## OBJECTIVE:
Extract from the listing each line in which the word "січень" appears.

Extracts from a graphics dataset
---*---
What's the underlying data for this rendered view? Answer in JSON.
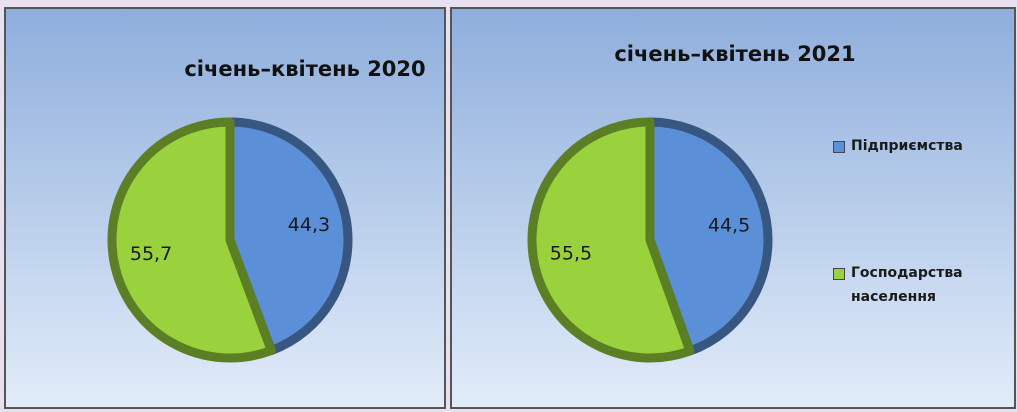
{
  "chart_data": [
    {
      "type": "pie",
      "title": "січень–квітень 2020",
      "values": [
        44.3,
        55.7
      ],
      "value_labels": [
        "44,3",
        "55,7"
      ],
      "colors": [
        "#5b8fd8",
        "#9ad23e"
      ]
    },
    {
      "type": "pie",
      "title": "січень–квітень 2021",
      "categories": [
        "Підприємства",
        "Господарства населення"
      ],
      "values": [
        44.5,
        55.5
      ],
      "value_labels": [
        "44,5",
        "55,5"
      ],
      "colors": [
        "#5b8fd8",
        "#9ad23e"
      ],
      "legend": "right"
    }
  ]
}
---*---
## REPLY:
      "title": "січень–квітень 2020",
      "title": "січень–квітень 2021",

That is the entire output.